> WHAT YOU SHOULD DO:
Copy out every line of the records in which "organizaciones" can be found.

> INFORMATION SUPPLIED:
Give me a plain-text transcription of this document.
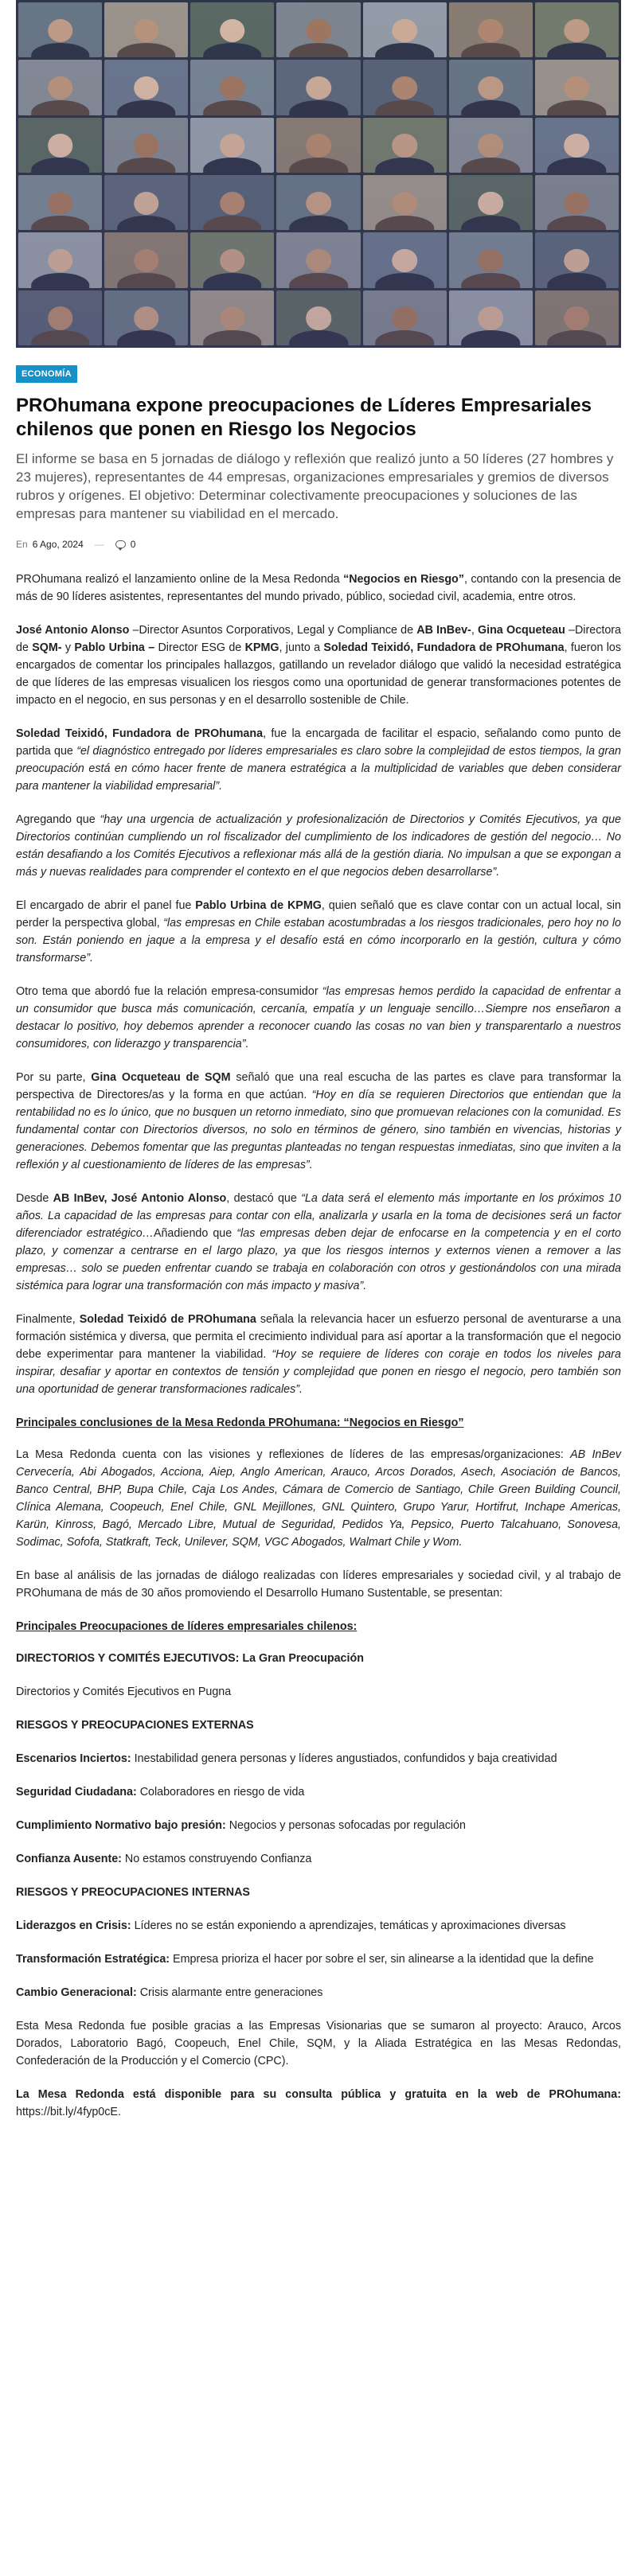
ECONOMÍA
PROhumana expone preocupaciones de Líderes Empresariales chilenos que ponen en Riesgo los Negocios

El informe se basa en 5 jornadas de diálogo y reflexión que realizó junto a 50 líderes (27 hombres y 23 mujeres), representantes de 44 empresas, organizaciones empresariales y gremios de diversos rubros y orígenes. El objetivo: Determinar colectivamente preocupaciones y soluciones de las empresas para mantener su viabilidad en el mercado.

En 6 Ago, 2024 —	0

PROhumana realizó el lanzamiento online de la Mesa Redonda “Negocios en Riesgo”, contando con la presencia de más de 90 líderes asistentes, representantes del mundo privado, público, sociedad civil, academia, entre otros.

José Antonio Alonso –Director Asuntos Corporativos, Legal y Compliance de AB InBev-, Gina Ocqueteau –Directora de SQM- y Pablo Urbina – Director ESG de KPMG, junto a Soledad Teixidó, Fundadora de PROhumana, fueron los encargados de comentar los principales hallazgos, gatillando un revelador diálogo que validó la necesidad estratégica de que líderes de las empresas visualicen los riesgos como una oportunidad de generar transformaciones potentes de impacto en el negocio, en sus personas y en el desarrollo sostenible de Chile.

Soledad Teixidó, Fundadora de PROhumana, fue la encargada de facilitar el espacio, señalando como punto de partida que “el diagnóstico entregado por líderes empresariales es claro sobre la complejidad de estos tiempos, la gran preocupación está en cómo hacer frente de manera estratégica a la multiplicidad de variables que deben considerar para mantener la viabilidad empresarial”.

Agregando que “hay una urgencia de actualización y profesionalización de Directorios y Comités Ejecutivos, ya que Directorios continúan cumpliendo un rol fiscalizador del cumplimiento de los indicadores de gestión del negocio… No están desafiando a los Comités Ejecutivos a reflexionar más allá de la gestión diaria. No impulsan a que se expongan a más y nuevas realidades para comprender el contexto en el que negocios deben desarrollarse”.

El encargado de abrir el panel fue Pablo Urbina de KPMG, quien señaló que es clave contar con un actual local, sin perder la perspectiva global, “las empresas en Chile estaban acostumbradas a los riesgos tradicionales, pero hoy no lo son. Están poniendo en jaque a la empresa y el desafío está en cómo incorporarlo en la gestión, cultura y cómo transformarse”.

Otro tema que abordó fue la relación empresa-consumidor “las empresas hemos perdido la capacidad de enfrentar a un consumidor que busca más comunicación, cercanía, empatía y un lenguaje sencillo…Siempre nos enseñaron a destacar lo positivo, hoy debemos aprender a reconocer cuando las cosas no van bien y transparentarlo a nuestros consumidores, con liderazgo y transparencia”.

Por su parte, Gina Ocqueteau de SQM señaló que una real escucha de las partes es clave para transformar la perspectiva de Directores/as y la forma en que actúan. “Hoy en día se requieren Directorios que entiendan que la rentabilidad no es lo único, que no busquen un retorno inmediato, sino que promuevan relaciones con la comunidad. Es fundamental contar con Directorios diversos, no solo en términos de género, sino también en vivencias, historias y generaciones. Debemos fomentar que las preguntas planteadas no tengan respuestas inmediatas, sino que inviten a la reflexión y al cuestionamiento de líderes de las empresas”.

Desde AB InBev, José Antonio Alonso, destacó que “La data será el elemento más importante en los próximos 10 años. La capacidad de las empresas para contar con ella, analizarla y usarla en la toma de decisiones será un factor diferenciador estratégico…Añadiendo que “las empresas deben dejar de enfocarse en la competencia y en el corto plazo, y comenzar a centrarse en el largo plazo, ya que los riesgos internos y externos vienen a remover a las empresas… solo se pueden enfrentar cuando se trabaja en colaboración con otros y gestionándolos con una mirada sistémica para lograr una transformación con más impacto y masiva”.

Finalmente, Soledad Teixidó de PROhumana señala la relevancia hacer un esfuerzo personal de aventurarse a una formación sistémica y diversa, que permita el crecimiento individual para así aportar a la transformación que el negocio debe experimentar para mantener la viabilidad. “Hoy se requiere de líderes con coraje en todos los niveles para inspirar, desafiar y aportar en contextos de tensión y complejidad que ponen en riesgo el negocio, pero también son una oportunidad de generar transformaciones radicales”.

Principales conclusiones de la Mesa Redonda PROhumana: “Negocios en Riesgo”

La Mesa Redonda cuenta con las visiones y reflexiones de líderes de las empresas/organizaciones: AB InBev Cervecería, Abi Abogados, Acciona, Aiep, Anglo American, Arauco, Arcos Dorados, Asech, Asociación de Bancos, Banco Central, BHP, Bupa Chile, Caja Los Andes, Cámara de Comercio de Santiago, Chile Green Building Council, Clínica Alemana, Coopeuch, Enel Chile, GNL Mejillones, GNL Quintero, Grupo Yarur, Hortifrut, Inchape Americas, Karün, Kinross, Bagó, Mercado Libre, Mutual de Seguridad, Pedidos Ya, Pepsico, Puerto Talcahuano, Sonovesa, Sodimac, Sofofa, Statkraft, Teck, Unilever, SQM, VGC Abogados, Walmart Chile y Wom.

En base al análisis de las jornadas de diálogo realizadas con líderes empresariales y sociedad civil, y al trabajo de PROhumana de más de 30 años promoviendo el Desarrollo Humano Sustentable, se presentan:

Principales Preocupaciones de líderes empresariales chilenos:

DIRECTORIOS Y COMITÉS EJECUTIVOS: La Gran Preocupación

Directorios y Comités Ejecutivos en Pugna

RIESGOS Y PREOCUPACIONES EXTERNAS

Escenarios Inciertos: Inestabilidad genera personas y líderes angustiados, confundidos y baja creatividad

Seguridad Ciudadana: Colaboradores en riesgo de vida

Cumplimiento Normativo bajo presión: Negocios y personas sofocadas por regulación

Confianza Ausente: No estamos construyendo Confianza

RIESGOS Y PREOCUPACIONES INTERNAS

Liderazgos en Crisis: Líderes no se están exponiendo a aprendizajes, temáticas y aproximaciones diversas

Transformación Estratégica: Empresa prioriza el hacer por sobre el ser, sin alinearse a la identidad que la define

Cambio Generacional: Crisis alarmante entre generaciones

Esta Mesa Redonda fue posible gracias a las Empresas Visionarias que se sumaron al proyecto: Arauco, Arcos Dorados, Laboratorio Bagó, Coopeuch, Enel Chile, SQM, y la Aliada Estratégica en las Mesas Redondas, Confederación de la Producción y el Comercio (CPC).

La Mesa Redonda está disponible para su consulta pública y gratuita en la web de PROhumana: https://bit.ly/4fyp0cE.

* * *

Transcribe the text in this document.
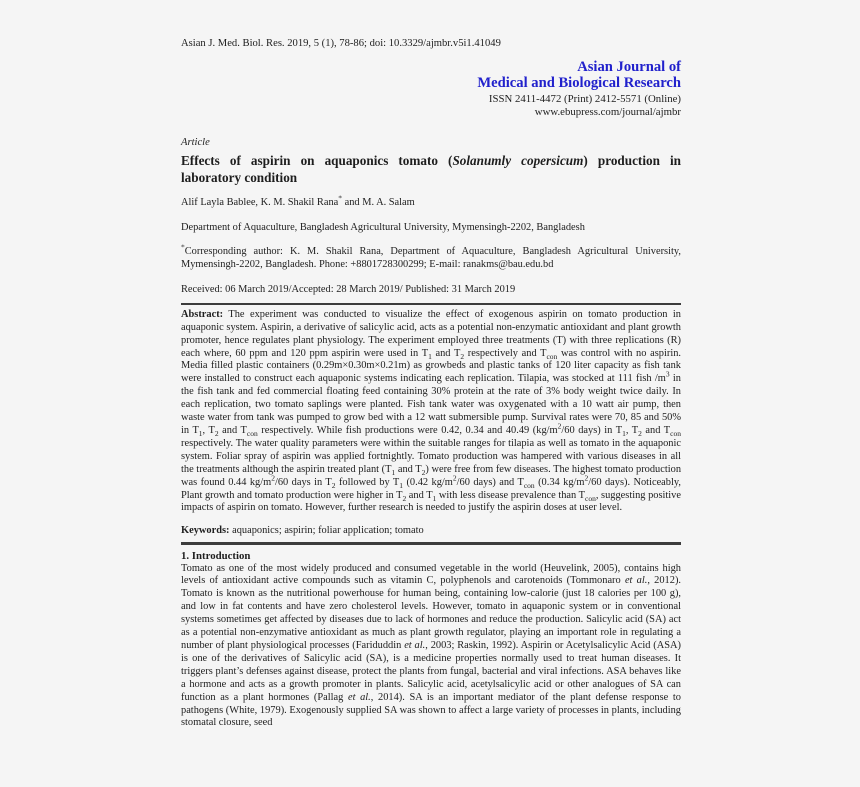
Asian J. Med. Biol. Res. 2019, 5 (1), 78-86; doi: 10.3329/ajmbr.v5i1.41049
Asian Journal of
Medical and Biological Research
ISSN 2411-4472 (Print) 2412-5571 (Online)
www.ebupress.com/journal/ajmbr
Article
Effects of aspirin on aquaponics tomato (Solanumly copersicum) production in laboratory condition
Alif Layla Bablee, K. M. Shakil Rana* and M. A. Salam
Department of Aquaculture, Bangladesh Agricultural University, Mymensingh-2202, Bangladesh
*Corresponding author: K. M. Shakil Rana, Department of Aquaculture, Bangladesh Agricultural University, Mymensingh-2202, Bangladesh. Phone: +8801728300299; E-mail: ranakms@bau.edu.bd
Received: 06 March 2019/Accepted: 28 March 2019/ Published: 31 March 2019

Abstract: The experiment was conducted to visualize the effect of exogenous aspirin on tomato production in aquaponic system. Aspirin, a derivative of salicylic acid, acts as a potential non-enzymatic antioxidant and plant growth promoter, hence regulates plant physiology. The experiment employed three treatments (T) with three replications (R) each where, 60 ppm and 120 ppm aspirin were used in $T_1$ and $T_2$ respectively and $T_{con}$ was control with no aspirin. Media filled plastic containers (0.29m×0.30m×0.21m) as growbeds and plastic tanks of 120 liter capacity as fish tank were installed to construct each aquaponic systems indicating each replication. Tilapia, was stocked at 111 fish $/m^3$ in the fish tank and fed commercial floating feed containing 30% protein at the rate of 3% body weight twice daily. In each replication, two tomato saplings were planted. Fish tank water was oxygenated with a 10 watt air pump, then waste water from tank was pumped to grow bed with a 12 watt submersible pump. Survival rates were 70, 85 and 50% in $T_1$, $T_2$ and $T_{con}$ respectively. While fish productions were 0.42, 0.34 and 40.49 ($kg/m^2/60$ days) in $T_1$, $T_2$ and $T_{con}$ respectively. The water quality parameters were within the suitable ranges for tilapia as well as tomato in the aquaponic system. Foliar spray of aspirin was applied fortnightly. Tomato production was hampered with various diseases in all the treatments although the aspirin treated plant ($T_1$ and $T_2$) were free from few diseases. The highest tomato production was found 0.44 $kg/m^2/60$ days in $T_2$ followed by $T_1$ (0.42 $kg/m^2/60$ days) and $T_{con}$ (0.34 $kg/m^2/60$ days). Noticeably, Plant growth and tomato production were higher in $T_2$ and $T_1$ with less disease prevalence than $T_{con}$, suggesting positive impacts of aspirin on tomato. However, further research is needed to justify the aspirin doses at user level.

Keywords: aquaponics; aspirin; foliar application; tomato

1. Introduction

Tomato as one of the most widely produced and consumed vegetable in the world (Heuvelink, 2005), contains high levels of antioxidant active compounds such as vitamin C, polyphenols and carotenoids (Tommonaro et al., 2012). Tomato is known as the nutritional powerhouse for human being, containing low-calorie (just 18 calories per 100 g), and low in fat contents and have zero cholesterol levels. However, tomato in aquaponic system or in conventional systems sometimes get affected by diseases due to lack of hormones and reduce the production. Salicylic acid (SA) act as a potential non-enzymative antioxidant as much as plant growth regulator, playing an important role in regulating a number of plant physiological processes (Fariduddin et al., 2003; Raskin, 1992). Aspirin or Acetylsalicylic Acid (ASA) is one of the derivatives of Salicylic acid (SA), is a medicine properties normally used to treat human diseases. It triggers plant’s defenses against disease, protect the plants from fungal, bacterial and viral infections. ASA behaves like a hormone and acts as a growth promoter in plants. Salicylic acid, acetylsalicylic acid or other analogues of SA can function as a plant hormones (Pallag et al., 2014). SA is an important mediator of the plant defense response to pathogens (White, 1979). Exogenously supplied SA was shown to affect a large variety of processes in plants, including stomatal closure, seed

> WRITTEN RESPONSE:
El informe se basa en 5 jornadas de diálogo y reflexión que realizó junto a 50 líderes (27 hombres y 23 mujeres), representantes de 44 empresas, organizaciones empresariales y gremios de diversos rubros y orígenes. El objetivo: Determinar colectivamente preocupaciones y soluciones de las empresas para mantener su viabilidad en el mercado.
La Mesa Redonda cuenta con las visiones y reflexiones de líderes de las empresas/organizaciones: AB InBev Cervecería, Abi Abogados, Acciona, Aiep, Anglo American, Arauco, Arcos Dorados, Asech, Asociación de Bancos, Banco Central, BHP, Bupa Chile, Caja Los Andes, Cámara de Comercio de Santiago, Chile Green Building Council, Clínica Alemana, Coopeuch, Enel Chile, GNL Mejillones, GNL Quintero, Grupo Yarur, Hortifrut, Inchape Americas, Karün, Kinross, Bagó, Mercado Libre, Mutual de Seguridad, Pedidos Ya, Pepsico, Puerto Talcahuano, Sonovesa, Sodimac, Sofofa, Statkraft, Teck, Unilever, SQM, VGC Abogados, Walmart Chile y Wom.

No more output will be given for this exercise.